Task statement:
Copy out all the data, word for word.
*** Opening of Data in this exercise ***
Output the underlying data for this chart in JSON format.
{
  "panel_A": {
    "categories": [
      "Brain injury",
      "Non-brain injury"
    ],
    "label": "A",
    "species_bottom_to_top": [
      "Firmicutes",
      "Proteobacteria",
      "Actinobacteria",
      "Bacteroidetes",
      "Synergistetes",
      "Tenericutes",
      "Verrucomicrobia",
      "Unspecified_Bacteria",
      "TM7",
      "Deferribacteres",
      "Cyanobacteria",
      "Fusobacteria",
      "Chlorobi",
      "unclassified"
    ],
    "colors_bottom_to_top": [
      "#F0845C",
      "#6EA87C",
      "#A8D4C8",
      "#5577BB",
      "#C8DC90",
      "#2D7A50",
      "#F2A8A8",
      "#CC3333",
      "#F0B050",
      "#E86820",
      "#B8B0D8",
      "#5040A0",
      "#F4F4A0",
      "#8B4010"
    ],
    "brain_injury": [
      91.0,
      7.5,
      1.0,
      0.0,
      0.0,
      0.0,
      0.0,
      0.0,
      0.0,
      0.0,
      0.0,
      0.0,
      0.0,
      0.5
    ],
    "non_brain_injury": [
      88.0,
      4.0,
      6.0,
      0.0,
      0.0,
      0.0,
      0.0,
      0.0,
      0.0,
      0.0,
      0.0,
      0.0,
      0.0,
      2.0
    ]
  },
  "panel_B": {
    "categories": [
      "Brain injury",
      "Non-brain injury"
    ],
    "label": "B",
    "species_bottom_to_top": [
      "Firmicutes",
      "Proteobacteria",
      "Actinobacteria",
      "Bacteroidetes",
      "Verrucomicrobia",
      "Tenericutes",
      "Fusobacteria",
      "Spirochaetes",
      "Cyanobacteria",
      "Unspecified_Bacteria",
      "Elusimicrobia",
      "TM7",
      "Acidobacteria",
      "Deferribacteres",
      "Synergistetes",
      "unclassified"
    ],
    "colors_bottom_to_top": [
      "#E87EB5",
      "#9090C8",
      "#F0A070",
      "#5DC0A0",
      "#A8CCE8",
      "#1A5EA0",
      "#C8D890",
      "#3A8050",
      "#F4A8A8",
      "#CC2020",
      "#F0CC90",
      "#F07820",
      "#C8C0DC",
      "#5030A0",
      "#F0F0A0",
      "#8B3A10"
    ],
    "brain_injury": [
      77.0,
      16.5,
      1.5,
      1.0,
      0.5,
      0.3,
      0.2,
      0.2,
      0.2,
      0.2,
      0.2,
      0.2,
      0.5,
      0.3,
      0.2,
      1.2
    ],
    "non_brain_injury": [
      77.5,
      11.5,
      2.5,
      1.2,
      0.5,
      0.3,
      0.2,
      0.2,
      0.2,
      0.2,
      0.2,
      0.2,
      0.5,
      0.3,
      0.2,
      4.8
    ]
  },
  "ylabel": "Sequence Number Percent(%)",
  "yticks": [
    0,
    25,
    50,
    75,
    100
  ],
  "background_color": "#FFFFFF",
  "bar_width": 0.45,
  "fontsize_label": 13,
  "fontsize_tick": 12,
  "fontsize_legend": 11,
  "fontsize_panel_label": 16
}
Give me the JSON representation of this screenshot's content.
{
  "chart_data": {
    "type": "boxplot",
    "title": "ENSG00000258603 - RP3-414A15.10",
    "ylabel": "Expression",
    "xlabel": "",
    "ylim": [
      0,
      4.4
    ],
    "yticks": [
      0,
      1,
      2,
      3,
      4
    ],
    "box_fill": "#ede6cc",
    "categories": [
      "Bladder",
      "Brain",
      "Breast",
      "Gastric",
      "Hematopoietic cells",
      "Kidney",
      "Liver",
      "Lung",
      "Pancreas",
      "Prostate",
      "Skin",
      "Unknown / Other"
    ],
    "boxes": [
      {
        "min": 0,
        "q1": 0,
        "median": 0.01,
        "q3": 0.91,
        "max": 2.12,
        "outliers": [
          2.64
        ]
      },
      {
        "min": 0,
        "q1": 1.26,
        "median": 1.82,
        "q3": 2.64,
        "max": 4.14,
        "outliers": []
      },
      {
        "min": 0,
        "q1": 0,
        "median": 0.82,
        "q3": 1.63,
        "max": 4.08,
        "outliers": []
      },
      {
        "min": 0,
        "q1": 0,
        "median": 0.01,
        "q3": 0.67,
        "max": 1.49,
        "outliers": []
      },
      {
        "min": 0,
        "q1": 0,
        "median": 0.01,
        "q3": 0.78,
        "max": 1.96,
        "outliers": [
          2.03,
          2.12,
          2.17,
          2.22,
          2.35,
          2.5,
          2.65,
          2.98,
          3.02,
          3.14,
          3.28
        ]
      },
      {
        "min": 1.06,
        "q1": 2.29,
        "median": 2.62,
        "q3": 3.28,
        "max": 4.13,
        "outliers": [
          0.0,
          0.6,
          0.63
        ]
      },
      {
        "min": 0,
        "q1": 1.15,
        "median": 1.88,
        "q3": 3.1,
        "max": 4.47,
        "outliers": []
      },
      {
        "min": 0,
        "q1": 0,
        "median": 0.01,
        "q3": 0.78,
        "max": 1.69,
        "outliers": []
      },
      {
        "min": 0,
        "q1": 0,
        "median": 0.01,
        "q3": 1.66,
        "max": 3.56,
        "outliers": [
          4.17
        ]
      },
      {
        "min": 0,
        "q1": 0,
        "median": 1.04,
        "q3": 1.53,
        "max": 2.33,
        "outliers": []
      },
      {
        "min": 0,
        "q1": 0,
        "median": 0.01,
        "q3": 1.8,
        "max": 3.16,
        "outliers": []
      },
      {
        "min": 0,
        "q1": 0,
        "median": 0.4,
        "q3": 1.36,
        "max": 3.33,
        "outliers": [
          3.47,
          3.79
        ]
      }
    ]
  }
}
*** Close of Data in this exercise ***
Answer space:
Output the underlying data for this chart in JSON format.
{
  "panel_A": {
    "categories": [
      "Brain injury",
      "Non-brain injury"
    ],
    "label": "A",
    "species_bottom_to_top": [
      "Firmicutes",
      "Proteobacteria",
      "Actinobacteria",
      "Bacteroidetes",
      "Synergistetes",
      "Tenericutes",
      "Verrucomicrobia",
      "Unspecified_Bacteria",
      "TM7",
      "Deferribacteres",
      "Cyanobacteria",
      "Fusobacteria",
      "Chlorobi",
      "unclassified"
    ],
    "colors_bottom_to_top": [
      "#F0845C",
      "#6EA87C",
      "#A8D4C8",
      "#5577BB",
      "#C8DC90",
      "#2D7A50",
      "#F2A8A8",
      "#CC3333",
      "#F0B050",
      "#E86820",
      "#B8B0D8",
      "#5040A0",
      "#F4F4A0",
      "#8B4010"
    ],
    "brain_injury": [
      91.0,
      7.5,
      1.0,
      0.0,
      0.0,
      0.0,
      0.0,
      0.0,
      0.0,
      0.0,
      0.0,
      0.0,
      0.0,
      0.5
    ],
    "non_brain_injury": [
      88.0,
      4.0,
      6.0,
      0.0,
      0.0,
      0.0,
      0.0,
      0.0,
      0.0,
      0.0,
      0.0,
      0.0,
      0.0,
      2.0
    ]
  },
  "panel_B": {
    "categories": [
      "Brain injury",
      "Non-brain injury"
    ],
    "label": "B",
    "species_bottom_to_top": [
      "Firmicutes",
      "Proteobacteria",
      "Actinobacteria",
      "Bacteroidetes",
      "Verrucomicrobia",
      "Tenericutes",
      "Fusobacteria",
      "Spirochaetes",
      "Cyanobacteria",
      "Unspecified_Bacteria",
      "Elusimicrobia",
      "TM7",
      "Acidobacteria",
      "Deferribacteres",
      "Synergistetes",
      "unclassified"
    ],
    "colors_bottom_to_top": [
      "#E87EB5",
      "#9090C8",
      "#F0A070",
      "#5DC0A0",
      "#A8CCE8",
      "#1A5EA0",
      "#C8D890",
      "#3A8050",
      "#F4A8A8",
      "#CC2020",
      "#F0CC90",
      "#F07820",
      "#C8C0DC",
      "#5030A0",
      "#F0F0A0",
      "#8B3A10"
    ],
    "brain_injury": [
      77.0,
      16.5,
      1.5,
      1.0,
      0.5,
      0.3,
      0.2,
      0.2,
      0.2,
      0.2,
      0.2,
      0.2,
      0.5,
      0.3,
      0.2,
      1.2
    ],
    "non_brain_injury": [
      77.5,
      11.5,
      2.5,
      1.2,
      0.5,
      0.3,
      0.2,
      0.2,
      0.2,
      0.2,
      0.2,
      0.2,
      0.5,
      0.3,
      0.2,
      4.8
    ]
  },
  "ylabel": "Sequence Number Percent(%)",
  "yticks": [
    0,
    25,
    50,
    75,
    100
  ],
  "background_color": "#FFFFFF",
  "bar_width": 0.45,
  "fontsize_label": 13,
  "fontsize_tick": 12,
  "fontsize_legend": 11,
  "fontsize_panel_label": 16
}
Give me the JSON representation of this screenshot's content.
{
  "chart_data": {
    "type": "boxplot",
    "title": "ENSG00000258603 - RP3-414A15.10",
    "ylabel": "Expression",
    "xlabel": "",
    "ylim": [
      0,
      4.4
    ],
    "yticks": [
      0,
      1,
      2,
      3,
      4
    ],
    "box_fill": "#ede6cc",
    "categories": [
      "Bladder",
      "Brain",
      "Breast",
      "Gastric",
      "Hematopoietic cells",
      "Kidney",
      "Liver",
      "Lung",
      "Pancreas",
      "Prostate",
      "Skin",
      "Unknown / Other"
    ],
    "boxes": [
      {
        "min": 0,
        "q1": 0,
        "median": 0.01,
        "q3": 0.91,
        "max": 2.12,
        "outliers": [
          2.64
        ]
      },
      {
        "min": 0,
        "q1": 1.26,
        "median": 1.82,
        "q3": 2.64,
        "max": 4.14,
        "outliers": []
      },
      {
        "min": 0,
        "q1": 0,
        "median": 0.82,
        "q3": 1.63,
        "max": 4.08,
        "outliers": []
      },
      {
        "min": 0,
        "q1": 0,
        "median": 0.01,
        "q3": 0.67,
        "max": 1.49,
        "outliers": []
      },
      {
        "min": 0,
        "q1": 0,
        "median": 0.01,
        "q3": 0.78,
        "max": 1.96,
        "outliers": [
          2.03,
          2.12,
          2.17,
          2.22,
          2.35,
          2.5,
          2.65,
          2.98,
          3.02,
          3.14,
          3.28
        ]
      },
      {
        "min": 1.06,
        "q1": 2.29,
        "median": 2.62,
        "q3": 3.28,
        "max": 4.13,
        "outliers": [
          0.0,
          0.6,
          0.63
        ]
      },
      {
        "min": 0,
        "q1": 1.15,
        "median": 1.88,
        "q3": 3.1,
        "max": 4.47,
        "outliers": []
      },
      {
        "min": 0,
        "q1": 0,
        "median": 0.01,
        "q3": 0.78,
        "max": 1.69,
        "outliers": []
      },
      {
        "min": 0,
        "q1": 0,
        "median": 0.01,
        "q3": 1.66,
        "max": 3.56,
        "outliers": [
          4.17
        ]
      },
      {
        "min": 0,
        "q1": 0,
        "median": 1.04,
        "q3": 1.53,
        "max": 2.33,
        "outliers": []
      },
      {
        "min": 0,
        "q1": 0,
        "median": 0.01,
        "q3": 1.8,
        "max": 3.16,
        "outliers": []
      },
      {
        "min": 0,
        "q1": 0,
        "median": 0.4,
        "q3": 1.36,
        "max": 3.33,
        "outliers": [
          3.47,
          3.79
        ]
      }
    ]
  }
}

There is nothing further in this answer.